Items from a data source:
◆ ◆ ◆

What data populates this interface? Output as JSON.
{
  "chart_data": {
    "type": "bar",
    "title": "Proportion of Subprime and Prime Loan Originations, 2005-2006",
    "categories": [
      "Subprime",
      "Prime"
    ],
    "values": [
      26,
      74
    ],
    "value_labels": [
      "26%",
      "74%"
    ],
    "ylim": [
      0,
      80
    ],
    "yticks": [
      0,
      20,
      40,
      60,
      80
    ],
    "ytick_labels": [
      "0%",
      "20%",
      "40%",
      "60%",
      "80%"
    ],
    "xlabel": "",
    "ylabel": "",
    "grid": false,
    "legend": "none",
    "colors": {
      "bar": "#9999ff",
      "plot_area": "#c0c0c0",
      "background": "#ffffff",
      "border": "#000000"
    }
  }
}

◆ ◆ ◆

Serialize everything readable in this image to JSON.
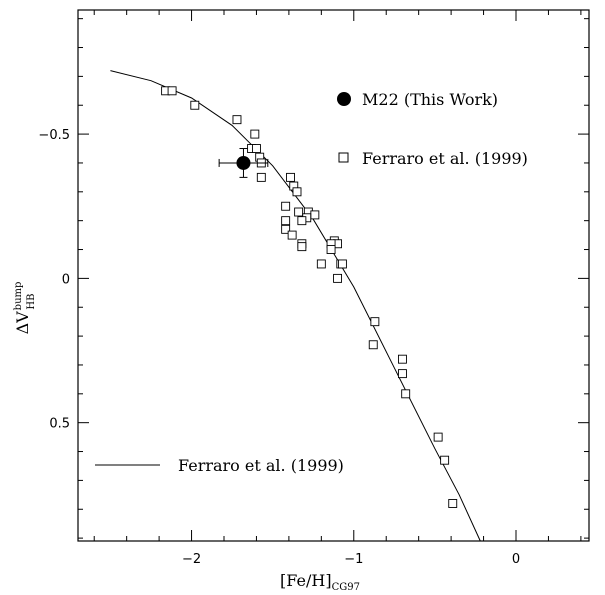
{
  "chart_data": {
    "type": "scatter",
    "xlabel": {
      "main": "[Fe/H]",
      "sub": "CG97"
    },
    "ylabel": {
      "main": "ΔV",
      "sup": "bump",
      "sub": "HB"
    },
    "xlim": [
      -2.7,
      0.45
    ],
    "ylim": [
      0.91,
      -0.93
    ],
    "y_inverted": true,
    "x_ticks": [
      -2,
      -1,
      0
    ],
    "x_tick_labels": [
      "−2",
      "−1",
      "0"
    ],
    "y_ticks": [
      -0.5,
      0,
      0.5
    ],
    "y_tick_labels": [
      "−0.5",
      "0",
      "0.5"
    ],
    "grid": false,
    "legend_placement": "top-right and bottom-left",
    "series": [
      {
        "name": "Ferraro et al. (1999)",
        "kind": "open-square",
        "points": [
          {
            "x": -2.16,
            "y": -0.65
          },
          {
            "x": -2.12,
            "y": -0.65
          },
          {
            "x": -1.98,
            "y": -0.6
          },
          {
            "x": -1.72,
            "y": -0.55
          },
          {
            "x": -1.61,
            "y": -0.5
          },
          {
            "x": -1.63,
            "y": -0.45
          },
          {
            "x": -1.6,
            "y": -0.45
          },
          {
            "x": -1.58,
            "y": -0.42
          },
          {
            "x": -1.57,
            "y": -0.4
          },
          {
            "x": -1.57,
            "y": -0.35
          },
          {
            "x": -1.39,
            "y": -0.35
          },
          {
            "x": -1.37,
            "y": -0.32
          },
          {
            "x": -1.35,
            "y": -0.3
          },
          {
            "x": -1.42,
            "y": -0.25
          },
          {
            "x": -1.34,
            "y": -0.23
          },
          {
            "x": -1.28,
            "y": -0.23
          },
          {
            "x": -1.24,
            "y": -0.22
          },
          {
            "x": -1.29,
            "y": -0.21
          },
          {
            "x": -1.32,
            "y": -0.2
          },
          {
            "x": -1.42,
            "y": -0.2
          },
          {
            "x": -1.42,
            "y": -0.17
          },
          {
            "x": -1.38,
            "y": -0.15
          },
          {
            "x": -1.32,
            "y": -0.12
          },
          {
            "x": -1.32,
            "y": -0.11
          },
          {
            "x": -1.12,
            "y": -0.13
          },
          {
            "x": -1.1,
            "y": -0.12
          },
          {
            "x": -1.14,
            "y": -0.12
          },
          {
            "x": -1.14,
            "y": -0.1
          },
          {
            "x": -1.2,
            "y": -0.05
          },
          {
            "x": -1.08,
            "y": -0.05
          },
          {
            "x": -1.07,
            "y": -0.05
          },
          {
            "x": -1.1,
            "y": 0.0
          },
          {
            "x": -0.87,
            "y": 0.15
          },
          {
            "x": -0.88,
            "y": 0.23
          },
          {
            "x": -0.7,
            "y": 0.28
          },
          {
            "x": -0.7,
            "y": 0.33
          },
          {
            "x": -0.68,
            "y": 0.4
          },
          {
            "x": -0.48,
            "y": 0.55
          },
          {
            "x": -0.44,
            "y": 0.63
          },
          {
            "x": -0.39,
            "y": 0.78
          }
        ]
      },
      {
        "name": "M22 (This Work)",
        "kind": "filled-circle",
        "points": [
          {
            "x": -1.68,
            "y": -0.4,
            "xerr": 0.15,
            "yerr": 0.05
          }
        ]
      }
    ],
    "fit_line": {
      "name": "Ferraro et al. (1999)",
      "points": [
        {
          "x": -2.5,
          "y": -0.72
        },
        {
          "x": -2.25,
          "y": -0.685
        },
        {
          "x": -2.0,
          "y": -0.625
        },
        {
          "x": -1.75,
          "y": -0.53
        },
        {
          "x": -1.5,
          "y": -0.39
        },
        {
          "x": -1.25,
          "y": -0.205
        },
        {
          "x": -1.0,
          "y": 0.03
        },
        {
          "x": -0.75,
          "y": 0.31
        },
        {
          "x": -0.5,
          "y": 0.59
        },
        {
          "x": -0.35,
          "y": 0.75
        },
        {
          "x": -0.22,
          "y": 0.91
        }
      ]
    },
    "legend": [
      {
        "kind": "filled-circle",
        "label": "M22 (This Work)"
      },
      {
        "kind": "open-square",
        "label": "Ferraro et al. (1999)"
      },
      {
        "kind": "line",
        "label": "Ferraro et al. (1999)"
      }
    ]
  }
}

◆ ◆ ◆

Lines that include the word "Ferraro" are to be extracted from the data above.

        "name": "Ferraro et al. (1999)",
      "name": "Ferraro et al. (1999)",
        "label": "Ferraro et al. (1999)"
        "label": "Ferraro et al. (1999)"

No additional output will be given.